→ Given instruction
Your task is to copy the listing exactly. Drop any pictures from the copy.

— START OF Stored data —

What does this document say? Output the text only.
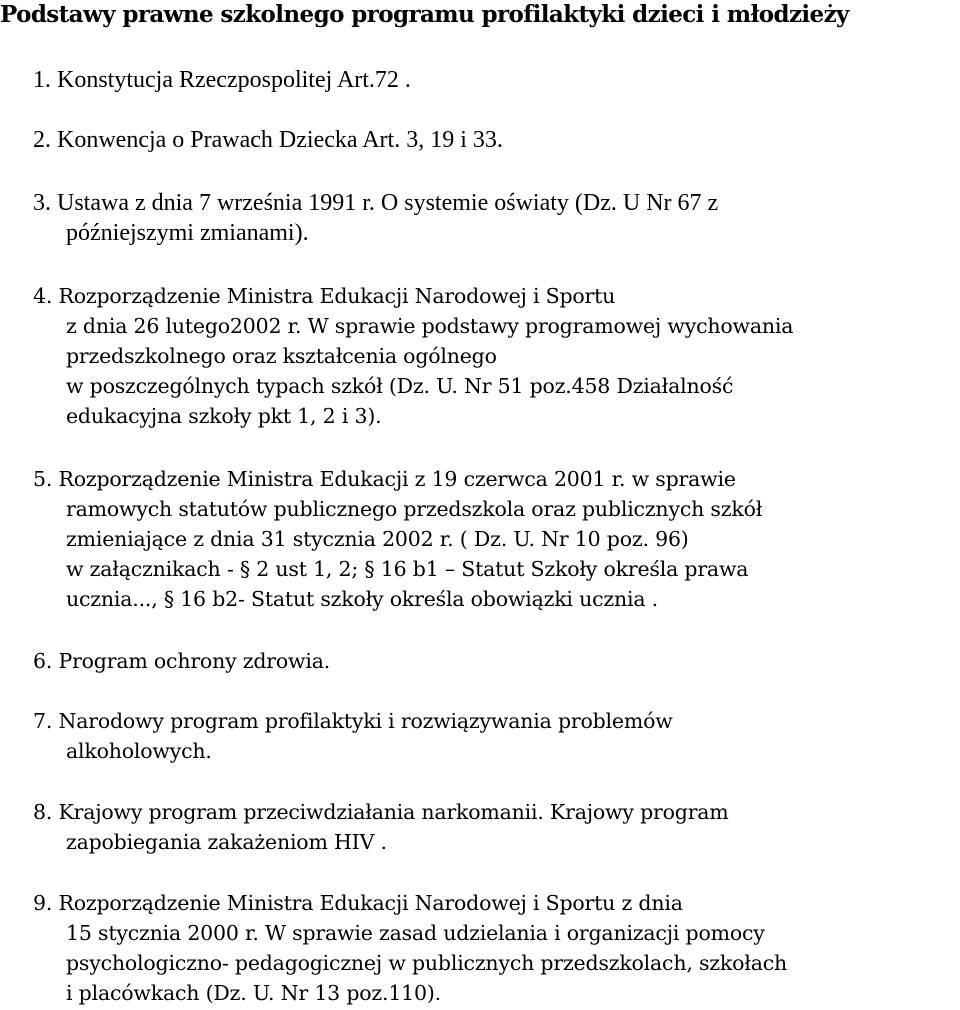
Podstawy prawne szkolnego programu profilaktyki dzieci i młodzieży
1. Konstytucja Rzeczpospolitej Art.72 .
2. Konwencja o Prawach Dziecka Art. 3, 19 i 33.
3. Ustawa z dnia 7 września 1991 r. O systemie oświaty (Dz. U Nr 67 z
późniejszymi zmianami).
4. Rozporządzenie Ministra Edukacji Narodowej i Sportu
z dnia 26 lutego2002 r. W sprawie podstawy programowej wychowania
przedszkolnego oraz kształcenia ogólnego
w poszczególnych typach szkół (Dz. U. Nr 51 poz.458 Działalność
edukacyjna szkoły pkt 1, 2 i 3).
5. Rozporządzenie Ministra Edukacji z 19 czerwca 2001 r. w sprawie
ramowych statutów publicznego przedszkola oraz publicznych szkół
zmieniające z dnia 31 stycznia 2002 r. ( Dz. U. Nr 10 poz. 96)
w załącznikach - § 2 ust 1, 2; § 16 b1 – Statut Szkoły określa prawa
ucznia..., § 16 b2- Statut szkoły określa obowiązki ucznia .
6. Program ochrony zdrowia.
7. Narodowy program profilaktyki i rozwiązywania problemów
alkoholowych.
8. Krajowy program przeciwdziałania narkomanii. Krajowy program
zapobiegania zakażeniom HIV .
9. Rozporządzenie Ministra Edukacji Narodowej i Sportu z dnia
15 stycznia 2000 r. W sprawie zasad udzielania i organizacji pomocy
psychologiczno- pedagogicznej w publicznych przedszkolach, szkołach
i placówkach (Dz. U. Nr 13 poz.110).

— END OF Stored data —

→ Complete output
What does this document say? Output the text only.
Podstawy prawne szkolnego programu profilaktyki dzieci i młodzieży
1. Konstytucja Rzeczpospolitej Art.72 .
2. Konwencja o Prawach Dziecka Art. 3, 19 i 33.
3. Ustawa z dnia 7 września 1991 r. O systemie oświaty (Dz. U Nr 67 z
późniejszymi zmianami).
4. Rozporządzenie Ministra Edukacji Narodowej i Sportu
z dnia 26 lutego2002 r. W sprawie podstawy programowej wychowania
przedszkolnego oraz kształcenia ogólnego
w poszczególnych typach szkół (Dz. U. Nr 51 poz.458 Działalność
edukacyjna szkoły pkt 1, 2 i 3).
5. Rozporządzenie Ministra Edukacji z 19 czerwca 2001 r. w sprawie
ramowych statutów publicznego przedszkola oraz publicznych szkół
zmieniające z dnia 31 stycznia 2002 r. ( Dz. U. Nr 10 poz. 96)
w załącznikach - § 2 ust 1, 2; § 16 b1 – Statut Szkoły określa prawa
ucznia..., § 16 b2- Statut szkoły określa obowiązki ucznia .
6. Program ochrony zdrowia.
7. Narodowy program profilaktyki i rozwiązywania problemów
alkoholowych.
8. Krajowy program przeciwdziałania narkomanii. Krajowy program
zapobiegania zakażeniom HIV .
9. Rozporządzenie Ministra Edukacji Narodowej i Sportu z dnia
15 stycznia 2000 r. W sprawie zasad udzielania i organizacji pomocy
psychologiczno- pedagogicznej w publicznych przedszkolach, szkołach
i placówkach (Dz. U. Nr 13 poz.110).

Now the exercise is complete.